■ Data records
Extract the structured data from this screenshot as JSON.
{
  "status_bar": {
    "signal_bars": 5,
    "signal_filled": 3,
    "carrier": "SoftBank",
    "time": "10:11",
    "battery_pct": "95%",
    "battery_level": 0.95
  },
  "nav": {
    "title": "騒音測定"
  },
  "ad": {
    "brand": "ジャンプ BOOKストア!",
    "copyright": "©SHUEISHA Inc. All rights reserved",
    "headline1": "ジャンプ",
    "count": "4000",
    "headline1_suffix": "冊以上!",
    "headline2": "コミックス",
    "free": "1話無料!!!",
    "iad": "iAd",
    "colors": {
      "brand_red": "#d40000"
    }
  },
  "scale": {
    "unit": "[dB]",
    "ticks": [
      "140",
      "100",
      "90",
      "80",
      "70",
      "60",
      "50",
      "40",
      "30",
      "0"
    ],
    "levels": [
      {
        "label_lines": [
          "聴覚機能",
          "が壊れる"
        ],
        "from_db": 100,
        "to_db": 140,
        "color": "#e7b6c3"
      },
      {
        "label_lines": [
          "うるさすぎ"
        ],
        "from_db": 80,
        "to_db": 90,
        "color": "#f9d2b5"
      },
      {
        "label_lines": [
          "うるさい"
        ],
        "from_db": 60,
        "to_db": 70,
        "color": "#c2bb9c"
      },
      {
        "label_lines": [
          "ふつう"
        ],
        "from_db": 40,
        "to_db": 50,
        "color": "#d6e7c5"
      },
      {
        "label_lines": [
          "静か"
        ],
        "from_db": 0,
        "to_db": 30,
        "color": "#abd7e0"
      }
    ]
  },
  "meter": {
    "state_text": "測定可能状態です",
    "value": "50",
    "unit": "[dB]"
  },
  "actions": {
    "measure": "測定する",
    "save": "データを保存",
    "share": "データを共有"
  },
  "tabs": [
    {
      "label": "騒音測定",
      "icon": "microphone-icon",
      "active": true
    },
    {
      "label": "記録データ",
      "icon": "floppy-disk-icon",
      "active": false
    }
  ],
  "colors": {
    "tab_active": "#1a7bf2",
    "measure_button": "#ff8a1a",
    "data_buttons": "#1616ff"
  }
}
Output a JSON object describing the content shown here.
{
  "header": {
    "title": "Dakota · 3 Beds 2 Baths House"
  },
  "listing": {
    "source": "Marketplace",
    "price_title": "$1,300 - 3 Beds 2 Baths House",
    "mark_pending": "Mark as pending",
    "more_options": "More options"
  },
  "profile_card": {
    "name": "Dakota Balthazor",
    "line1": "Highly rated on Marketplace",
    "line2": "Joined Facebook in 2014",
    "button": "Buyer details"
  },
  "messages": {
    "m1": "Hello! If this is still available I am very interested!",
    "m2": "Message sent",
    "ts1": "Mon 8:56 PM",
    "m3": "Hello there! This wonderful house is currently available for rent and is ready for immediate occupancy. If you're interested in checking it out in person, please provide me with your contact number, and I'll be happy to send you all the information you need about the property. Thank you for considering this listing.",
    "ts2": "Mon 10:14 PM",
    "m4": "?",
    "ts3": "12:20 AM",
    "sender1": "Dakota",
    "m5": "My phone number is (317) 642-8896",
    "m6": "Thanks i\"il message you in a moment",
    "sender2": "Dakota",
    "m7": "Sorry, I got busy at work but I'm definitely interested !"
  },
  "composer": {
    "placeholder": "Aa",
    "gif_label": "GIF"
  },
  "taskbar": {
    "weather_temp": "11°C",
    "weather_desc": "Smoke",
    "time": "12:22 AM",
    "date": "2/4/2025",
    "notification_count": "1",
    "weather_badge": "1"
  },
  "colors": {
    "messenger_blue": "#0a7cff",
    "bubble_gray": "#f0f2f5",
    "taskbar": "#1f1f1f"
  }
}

■ Written instruction
Write out the material exactly as given.

■ Task result
Extract the structured data from this screenshot as JSON.
{
  "status_bar": {
    "signal_bars": 5,
    "signal_filled": 3,
    "carrier": "SoftBank",
    "time": "10:11",
    "battery_pct": "95%",
    "battery_level": 0.95
  },
  "nav": {
    "title": "騒音測定"
  },
  "ad": {
    "brand": "ジャンプ BOOKストア!",
    "copyright": "©SHUEISHA Inc. All rights reserved",
    "headline1": "ジャンプ",
    "count": "4000",
    "headline1_suffix": "冊以上!",
    "headline2": "コミックス",
    "free": "1話無料!!!",
    "iad": "iAd",
    "colors": {
      "brand_red": "#d40000"
    }
  },
  "scale": {
    "unit": "[dB]",
    "ticks": [
      "140",
      "100",
      "90",
      "80",
      "70",
      "60",
      "50",
      "40",
      "30",
      "0"
    ],
    "levels": [
      {
        "label_lines": [
          "聴覚機能",
          "が壊れる"
        ],
        "from_db": 100,
        "to_db": 140,
        "color": "#e7b6c3"
      },
      {
        "label_lines": [
          "うるさすぎ"
        ],
        "from_db": 80,
        "to_db": 90,
        "color": "#f9d2b5"
      },
      {
        "label_lines": [
          "うるさい"
        ],
        "from_db": 60,
        "to_db": 70,
        "color": "#c2bb9c"
      },
      {
        "label_lines": [
          "ふつう"
        ],
        "from_db": 40,
        "to_db": 50,
        "color": "#d6e7c5"
      },
      {
        "label_lines": [
          "静か"
        ],
        "from_db": 0,
        "to_db": 30,
        "color": "#abd7e0"
      }
    ]
  },
  "meter": {
    "state_text": "測定可能状態です",
    "value": "50",
    "unit": "[dB]"
  },
  "actions": {
    "measure": "測定する",
    "save": "データを保存",
    "share": "データを共有"
  },
  "tabs": [
    {
      "label": "騒音測定",
      "icon": "microphone-icon",
      "active": true
    },
    {
      "label": "記録データ",
      "icon": "floppy-disk-icon",
      "active": false
    }
  ],
  "colors": {
    "tab_active": "#1a7bf2",
    "measure_button": "#ff8a1a",
    "data_buttons": "#1616ff"
  }
}
Output a JSON object describing the content shown here.
{
  "header": {
    "title": "Dakota · 3 Beds 2 Baths House"
  },
  "listing": {
    "source": "Marketplace",
    "price_title": "$1,300 - 3 Beds 2 Baths House",
    "mark_pending": "Mark as pending",
    "more_options": "More options"
  },
  "profile_card": {
    "name": "Dakota Balthazor",
    "line1": "Highly rated on Marketplace",
    "line2": "Joined Facebook in 2014",
    "button": "Buyer details"
  },
  "messages": {
    "m1": "Hello! If this is still available I am very interested!",
    "m2": "Message sent",
    "ts1": "Mon 8:56 PM",
    "m3": "Hello there! This wonderful house is currently available for rent and is ready for immediate occupancy. If you're interested in checking it out in person, please provide me with your contact number, and I'll be happy to send you all the information you need about the property. Thank you for considering this listing.",
    "ts2": "Mon 10:14 PM",
    "m4": "?",
    "ts3": "12:20 AM",
    "sender1": "Dakota",
    "m5": "My phone number is (317) 642-8896",
    "m6": "Thanks i\"il message you in a moment",
    "sender2": "Dakota",
    "m7": "Sorry, I got busy at work but I'm definitely interested !"
  },
  "composer": {
    "placeholder": "Aa",
    "gif_label": "GIF"
  },
  "taskbar": {
    "weather_temp": "11°C",
    "weather_desc": "Smoke",
    "time": "12:22 AM",
    "date": "2/4/2025",
    "notification_count": "1",
    "weather_badge": "1"
  },
  "colors": {
    "messenger_blue": "#0a7cff",
    "bubble_gray": "#f0f2f5",
    "taskbar": "#1f1f1f"
  }
}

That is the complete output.